DO THIS ::
Report all lines holding "pour".
* Begin ENTRIES SUPPLIED *
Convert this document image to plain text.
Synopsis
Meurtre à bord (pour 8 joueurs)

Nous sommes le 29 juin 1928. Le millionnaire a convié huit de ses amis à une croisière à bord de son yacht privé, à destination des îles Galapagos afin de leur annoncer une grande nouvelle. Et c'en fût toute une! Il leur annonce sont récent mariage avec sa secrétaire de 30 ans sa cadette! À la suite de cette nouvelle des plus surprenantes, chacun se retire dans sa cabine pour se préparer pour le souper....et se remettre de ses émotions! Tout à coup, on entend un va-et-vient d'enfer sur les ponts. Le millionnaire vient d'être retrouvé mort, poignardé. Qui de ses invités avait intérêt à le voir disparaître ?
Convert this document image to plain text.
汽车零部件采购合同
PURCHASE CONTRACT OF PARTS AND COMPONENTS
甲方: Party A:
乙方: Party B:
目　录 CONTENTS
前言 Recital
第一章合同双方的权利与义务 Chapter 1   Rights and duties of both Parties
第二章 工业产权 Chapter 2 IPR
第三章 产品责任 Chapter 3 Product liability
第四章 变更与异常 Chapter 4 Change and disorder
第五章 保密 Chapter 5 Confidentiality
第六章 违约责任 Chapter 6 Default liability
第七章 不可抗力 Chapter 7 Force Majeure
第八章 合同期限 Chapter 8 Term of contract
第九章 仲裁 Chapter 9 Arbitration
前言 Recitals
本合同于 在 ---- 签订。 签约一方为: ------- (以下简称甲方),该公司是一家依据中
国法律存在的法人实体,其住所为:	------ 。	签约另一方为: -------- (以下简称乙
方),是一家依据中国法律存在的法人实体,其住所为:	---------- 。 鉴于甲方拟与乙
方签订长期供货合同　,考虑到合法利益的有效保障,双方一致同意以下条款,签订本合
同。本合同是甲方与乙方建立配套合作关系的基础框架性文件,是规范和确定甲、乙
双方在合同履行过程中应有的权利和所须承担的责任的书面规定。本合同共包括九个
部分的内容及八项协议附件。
* End ENTRIES SUPPLIED *
RESULT OF THIS EXERCISE ::
Meurtre à bord (pour 8 joueurs)
Nous sommes le 29 juin 1928. Le millionnaire a convié huit de ses amis à une croisière à bord de son yacht privé, à destination des îles Galapagos afin de leur annoncer une grande nouvelle. Et c'en fût toute une! Il leur annonce sont récent mariage avec sa secrétaire de 30 ans sa cadette! À la suite de cette nouvelle des plus surprenantes, chacun se retire dans sa cabine pour se préparer pour le souper....et se remettre de ses émotions! Tout à coup, on entend un va-et-vient d'enfer sur les ponts. Le millionnaire vient d'être retrouvé mort, poignardé. Qui de ses invités avait intérêt à le voir disparaître ?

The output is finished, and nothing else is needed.